> **WHAT TO WORK ON**
Answer the following from the excerpt on Bion® and passionfruit virus resistance, numbering each answer to match its question:
1. Which enzyme showed elevated activity 15 days after PWV inoculation?
2. At what rate did Mandal et al. (2008) confirm phytotoxicity?
3. Which virus had its replication at the inoculation site inhibited in tobacco plants treated with salicylic acid?

Activities of defence related enzymes chitinase and β-1,3-glucanase were increased in Bion®-treated and PWV-inoculated plants. β-1,3-glucanase but not chitinase activity was elevated 15 days after PWV inoculation. At 30 dpi plants treated with Bion® at 0.05 g a.i./l had significantly higher activities of both enzymes, compared with untreated controls or Bion® at 0.1 g a.i./l. Studies of the effects of acibenzolar-S-methyl (ASM) in tobacco against Tomato spotted wilt virus (Mandal et al. 2008) and in cantaloupe against Cucumber mosaic virus (Smith-Becker et al. 2003), found an increase for PR protein gene, PR-3, other classes of PR proteins such as PR-1 and PR-5 (Mandal et al. 2008) and for chitinase (Smith-Becker et al. 2003). Both studies found an effective reduction in systemic spread of the viruses. Mandal et al. (2008) also confirmed phytotoxicity (foliar spotting and stunting of plants) at 4.0 g a.i./7000 plants and effective protection with minimal phytotoxicity at 1.0–2.0 g a.i./7000 plants. This is consistent with the current study, where lower Bion® concentrations of 0.025 and 0.05 g a.i./l were most effective at reducing disease severity and PWV virus levels and increasing defence enzyme activity in systemic leaves.

The activities of PR proteins β-1,3-glucanase and chitinase were measured because they are useful markers of SAR induction (Loebenstein 2009; Smith-Becker et al. 2003); elevated PR protein activity is correlated with stronger SAR induction (Smith-Becker et al. 2003). The current study indicated an association between reduced virus titre and increased PR protein activity, however, there is no prior evidence suggesting that β-1,3-glucanase or chitinase have direct antiviral activity in virus-induced SAR (Loebenstein 2009). Little is known of how ASM induces SAR under virus attack, although previous studies demonstrated that exogenous application of salicylic acid (SA), a plant defence hormone analogous to ASM (Smith-Becker et al. 2003), can trigger two anti-viral defence mechanisms; inhibition of viral replication at the site of inoculation or delaying movement of the virus out of the inoculation site to distal parts of the plant (Naylor et al. 1998; Murphy and Carr 2002). Viral replication at the inoculation site was inhibited in tobacco plants treated with SA and inoculated with Tobacco mosaic virus (TMV) (Chivasa et al. 1997), whereas after SA treatment and inoculation with Cucumber mosaic virus (CMV) (Naylor et al. 1998), movement of the virus out of the inoculation site was inhibited resulting in delayed CMV symptom development. These different host responses to viral attack were mediated by a salicylhydroxamic acid (SHAM)-sensitive pathway (Naylor et al. 1998), and may involve “Inhibitor of Virus Replication” (IVR) or IVR-like proteins (Loebenstein 2009), implicated in non-specific restriction of virus infection, replication and translocation. Further detailed studies with the passionfruit-PWV system is required to determine the mechanisms underlying Bion®-induced resistance.

> **STUDY MATERIAL**
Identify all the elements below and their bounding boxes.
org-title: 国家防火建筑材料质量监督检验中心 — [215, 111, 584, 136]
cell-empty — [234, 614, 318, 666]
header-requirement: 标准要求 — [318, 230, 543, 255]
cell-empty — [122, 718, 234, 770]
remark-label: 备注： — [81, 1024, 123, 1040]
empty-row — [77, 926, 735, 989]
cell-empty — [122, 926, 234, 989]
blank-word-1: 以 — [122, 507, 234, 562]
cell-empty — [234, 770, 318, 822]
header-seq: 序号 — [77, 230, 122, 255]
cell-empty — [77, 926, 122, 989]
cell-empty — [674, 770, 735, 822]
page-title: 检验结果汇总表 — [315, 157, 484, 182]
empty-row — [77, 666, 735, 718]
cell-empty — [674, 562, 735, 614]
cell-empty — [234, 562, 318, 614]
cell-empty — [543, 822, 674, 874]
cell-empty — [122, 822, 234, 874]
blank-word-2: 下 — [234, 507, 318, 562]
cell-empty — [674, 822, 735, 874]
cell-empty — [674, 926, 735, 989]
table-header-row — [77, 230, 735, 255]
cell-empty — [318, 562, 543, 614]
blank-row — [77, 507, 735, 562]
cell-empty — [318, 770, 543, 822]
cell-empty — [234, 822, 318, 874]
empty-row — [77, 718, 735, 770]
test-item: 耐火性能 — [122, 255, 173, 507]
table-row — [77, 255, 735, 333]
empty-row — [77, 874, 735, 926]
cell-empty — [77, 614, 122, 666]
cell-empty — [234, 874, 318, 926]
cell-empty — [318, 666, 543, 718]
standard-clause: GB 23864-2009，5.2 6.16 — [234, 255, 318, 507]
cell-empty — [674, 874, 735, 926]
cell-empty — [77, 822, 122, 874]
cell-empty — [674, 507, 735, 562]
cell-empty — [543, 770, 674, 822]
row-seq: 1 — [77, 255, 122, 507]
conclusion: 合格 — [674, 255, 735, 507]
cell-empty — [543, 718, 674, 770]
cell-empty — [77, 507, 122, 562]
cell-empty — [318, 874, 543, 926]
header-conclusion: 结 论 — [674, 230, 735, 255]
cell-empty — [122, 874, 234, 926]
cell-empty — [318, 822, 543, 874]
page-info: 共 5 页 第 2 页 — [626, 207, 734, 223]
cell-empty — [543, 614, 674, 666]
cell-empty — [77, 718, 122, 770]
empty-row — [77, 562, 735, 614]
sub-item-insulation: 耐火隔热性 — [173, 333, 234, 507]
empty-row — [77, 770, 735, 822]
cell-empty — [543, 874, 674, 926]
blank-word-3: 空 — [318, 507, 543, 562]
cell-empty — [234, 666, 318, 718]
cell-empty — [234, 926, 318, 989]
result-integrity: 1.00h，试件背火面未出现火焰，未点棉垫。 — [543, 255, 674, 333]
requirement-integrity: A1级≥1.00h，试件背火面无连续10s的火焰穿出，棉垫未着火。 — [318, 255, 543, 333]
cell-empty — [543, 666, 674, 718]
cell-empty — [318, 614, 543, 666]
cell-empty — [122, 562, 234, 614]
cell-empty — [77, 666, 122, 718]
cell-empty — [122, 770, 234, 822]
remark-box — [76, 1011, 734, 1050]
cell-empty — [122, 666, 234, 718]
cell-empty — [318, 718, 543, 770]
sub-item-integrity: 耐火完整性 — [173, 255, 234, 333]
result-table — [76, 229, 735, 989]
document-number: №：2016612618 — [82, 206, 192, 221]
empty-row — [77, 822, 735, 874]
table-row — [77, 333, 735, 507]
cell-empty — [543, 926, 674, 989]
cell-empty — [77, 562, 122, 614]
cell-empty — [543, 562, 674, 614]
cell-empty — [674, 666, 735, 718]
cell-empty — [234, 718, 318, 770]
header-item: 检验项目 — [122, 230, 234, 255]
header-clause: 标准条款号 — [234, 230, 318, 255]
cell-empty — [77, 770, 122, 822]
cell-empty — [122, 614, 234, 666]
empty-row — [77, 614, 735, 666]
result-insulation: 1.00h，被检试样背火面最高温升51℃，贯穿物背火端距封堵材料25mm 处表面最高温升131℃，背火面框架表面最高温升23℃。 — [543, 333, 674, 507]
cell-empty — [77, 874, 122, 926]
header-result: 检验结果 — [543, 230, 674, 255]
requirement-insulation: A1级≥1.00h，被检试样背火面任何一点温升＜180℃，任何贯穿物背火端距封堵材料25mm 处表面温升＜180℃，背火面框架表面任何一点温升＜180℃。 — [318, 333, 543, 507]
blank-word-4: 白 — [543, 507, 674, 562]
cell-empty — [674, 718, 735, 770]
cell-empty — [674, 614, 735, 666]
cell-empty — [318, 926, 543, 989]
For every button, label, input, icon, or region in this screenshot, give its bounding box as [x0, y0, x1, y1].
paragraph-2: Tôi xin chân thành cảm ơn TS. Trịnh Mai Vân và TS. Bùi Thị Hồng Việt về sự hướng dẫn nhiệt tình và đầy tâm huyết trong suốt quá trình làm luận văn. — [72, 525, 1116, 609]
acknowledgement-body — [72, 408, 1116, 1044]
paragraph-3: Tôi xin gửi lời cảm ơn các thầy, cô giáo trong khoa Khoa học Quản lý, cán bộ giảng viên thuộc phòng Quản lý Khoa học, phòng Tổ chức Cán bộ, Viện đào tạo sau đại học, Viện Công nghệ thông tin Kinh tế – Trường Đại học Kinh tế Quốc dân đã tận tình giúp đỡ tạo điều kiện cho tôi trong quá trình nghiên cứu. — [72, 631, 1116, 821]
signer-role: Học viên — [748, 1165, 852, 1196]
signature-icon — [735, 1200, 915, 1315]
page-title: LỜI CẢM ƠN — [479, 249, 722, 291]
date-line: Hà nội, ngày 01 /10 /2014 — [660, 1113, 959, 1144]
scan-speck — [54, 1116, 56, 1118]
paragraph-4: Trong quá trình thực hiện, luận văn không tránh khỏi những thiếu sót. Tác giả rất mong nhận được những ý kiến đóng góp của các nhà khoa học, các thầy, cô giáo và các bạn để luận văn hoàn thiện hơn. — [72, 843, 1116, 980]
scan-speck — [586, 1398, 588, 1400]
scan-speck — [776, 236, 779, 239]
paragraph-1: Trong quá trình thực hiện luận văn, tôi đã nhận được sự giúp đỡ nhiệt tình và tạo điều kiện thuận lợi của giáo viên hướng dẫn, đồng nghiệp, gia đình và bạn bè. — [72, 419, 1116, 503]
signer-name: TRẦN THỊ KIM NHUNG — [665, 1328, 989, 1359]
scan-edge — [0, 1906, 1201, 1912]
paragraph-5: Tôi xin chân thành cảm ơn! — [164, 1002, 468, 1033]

> **FINISHED EXERCISE**
1. β-1,3-glucanase
2. 4.0 g a.i./7000 plants
3. Tobacco mosaic virus (TMV)